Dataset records
____________

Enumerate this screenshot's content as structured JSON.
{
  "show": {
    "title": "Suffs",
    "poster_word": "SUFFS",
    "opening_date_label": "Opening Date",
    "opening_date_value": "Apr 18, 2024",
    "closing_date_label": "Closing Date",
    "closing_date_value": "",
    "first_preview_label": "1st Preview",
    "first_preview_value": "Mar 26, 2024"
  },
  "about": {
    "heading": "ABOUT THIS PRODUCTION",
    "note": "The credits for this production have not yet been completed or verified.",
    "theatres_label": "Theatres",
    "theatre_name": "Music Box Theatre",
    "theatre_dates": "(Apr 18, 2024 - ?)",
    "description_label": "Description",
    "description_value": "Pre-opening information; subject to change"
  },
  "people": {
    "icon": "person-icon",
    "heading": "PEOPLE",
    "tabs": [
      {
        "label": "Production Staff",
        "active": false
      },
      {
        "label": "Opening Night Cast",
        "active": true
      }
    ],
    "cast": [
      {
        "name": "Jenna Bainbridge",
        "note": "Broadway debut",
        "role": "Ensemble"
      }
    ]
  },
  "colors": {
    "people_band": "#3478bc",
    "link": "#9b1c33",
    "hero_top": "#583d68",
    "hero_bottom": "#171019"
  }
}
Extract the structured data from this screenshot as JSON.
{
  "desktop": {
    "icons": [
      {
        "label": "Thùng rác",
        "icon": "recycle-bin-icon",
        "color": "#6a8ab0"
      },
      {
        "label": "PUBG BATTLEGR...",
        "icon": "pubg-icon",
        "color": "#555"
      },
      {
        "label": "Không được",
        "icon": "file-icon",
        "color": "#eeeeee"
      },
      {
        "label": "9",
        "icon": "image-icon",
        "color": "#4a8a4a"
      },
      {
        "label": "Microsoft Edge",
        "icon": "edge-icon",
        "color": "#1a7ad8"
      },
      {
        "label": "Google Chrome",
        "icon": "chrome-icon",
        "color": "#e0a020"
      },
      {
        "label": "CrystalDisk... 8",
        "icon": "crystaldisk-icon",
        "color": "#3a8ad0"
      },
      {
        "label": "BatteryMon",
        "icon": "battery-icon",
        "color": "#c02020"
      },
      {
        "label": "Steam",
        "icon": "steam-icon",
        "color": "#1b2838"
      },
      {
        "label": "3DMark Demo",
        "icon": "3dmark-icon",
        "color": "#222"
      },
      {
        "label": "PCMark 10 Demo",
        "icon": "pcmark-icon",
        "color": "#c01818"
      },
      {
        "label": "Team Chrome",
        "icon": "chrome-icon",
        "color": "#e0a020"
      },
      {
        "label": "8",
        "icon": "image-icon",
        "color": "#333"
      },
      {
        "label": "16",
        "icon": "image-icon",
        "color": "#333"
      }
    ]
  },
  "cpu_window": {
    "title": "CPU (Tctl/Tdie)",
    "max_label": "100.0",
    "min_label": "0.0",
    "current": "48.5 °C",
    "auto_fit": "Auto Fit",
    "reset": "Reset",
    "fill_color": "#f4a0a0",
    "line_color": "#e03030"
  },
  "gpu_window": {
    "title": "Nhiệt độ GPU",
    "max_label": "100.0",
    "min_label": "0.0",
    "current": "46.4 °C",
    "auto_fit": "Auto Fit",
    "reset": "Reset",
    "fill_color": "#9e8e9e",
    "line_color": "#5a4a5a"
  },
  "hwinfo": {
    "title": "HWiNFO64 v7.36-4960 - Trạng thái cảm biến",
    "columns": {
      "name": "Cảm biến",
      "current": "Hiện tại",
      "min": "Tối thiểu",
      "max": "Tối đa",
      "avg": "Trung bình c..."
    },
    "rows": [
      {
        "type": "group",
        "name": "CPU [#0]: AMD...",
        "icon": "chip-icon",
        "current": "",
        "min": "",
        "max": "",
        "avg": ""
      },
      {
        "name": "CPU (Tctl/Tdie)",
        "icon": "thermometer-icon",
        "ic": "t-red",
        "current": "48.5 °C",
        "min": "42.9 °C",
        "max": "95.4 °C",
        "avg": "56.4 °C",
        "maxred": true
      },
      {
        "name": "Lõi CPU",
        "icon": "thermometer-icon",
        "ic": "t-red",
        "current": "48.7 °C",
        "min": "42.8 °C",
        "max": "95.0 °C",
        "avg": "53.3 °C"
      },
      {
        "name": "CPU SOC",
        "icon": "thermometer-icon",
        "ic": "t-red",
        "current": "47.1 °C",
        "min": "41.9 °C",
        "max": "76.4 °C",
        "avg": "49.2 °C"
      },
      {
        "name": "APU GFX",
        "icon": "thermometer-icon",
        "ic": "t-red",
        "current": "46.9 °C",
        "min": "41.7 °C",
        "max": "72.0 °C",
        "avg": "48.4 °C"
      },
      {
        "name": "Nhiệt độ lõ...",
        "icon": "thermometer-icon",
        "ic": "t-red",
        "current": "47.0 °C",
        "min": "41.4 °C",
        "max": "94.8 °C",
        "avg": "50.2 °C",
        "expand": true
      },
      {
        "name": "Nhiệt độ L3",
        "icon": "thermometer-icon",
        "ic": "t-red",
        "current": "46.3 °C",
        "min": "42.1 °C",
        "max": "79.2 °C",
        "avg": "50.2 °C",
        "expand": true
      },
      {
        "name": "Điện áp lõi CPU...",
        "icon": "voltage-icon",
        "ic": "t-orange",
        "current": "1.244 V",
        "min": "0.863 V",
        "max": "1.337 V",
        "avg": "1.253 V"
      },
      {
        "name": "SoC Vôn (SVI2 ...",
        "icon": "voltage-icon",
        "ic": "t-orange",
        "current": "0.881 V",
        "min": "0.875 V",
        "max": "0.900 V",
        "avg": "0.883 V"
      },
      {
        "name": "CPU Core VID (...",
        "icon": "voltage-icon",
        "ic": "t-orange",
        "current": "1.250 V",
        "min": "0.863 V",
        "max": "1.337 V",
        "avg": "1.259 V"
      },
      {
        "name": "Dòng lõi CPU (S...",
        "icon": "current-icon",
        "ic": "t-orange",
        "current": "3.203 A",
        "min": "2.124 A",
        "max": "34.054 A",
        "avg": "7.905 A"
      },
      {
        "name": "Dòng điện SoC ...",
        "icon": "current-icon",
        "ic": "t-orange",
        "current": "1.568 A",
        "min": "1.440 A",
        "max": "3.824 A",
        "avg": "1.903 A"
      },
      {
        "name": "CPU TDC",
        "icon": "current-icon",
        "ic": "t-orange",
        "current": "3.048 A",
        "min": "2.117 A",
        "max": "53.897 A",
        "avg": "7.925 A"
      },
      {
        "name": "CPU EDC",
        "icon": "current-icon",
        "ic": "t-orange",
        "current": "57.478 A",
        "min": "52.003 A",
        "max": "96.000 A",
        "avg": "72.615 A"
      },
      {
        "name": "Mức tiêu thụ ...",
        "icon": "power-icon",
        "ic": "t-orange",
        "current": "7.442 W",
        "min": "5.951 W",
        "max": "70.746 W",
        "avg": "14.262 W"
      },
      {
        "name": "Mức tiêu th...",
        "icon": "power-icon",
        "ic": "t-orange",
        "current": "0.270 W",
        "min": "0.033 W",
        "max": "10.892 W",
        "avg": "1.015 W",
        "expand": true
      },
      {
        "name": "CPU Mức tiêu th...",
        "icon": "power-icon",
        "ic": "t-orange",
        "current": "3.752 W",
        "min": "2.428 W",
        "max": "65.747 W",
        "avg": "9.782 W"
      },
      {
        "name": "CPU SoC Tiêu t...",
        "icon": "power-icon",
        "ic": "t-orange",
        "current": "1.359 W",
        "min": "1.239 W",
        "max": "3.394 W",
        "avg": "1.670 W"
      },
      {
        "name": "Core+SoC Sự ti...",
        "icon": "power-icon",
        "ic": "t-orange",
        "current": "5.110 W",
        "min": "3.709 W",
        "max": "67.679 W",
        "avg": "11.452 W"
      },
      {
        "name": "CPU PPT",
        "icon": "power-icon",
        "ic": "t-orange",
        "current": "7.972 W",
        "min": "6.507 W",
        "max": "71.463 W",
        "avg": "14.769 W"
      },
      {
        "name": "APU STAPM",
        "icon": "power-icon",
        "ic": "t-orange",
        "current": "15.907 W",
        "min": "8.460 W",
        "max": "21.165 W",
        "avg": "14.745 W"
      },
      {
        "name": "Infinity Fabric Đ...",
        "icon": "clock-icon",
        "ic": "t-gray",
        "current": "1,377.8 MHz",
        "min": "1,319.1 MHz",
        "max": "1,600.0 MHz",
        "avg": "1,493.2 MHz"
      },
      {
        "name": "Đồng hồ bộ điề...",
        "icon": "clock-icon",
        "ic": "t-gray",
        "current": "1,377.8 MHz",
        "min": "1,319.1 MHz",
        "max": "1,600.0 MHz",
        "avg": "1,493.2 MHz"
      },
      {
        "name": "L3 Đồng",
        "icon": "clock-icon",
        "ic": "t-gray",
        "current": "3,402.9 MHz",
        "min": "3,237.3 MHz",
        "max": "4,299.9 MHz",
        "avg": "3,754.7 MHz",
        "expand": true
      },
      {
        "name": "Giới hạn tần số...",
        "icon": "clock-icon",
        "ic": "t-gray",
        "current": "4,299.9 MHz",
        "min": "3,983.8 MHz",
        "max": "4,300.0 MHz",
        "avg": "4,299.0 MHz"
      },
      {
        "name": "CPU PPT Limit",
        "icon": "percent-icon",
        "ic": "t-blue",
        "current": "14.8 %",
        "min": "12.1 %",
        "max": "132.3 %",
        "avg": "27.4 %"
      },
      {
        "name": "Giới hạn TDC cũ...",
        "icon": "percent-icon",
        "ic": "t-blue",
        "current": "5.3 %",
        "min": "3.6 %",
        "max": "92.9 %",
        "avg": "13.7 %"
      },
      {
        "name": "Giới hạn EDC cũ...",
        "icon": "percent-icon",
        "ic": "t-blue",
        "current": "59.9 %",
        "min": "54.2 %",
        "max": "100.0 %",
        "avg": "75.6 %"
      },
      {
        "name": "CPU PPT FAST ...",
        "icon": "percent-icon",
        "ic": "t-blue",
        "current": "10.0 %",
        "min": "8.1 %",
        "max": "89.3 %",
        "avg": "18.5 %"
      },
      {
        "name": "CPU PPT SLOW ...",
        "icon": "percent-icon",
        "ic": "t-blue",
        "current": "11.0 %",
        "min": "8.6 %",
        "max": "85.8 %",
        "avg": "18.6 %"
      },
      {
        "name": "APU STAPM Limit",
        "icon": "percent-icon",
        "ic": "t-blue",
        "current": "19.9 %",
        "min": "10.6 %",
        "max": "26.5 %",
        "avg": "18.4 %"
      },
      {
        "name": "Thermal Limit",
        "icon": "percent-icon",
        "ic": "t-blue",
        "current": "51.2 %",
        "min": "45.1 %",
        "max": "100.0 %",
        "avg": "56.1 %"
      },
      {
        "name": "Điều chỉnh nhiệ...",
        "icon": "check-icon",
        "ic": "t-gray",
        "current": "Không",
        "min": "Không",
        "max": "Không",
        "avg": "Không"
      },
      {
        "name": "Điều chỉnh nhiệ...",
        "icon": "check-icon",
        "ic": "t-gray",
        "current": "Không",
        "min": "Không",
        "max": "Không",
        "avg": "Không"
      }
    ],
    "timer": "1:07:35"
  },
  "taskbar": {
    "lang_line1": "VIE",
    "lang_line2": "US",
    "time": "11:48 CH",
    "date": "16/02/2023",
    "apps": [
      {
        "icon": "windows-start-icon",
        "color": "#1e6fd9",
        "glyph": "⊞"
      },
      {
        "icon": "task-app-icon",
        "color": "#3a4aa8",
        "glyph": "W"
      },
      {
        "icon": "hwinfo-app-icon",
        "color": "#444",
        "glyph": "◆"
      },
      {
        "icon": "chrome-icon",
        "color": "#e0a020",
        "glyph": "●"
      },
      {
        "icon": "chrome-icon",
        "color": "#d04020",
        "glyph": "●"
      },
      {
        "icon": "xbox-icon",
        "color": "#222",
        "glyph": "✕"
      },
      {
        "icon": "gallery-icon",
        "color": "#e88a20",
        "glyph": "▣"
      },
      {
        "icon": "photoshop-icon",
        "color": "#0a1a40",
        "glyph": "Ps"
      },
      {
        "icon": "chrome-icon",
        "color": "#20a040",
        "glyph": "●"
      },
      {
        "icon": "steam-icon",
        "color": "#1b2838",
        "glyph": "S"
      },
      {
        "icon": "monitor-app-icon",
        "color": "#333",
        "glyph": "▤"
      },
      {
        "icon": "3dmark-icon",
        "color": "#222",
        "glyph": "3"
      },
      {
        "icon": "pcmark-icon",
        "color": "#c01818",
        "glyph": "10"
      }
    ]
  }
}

____________

Copy all lines from the entries that contain the word "heading".

    "heading": "ABOUT THIS PRODUCTION",
    "heading": "PEOPLE",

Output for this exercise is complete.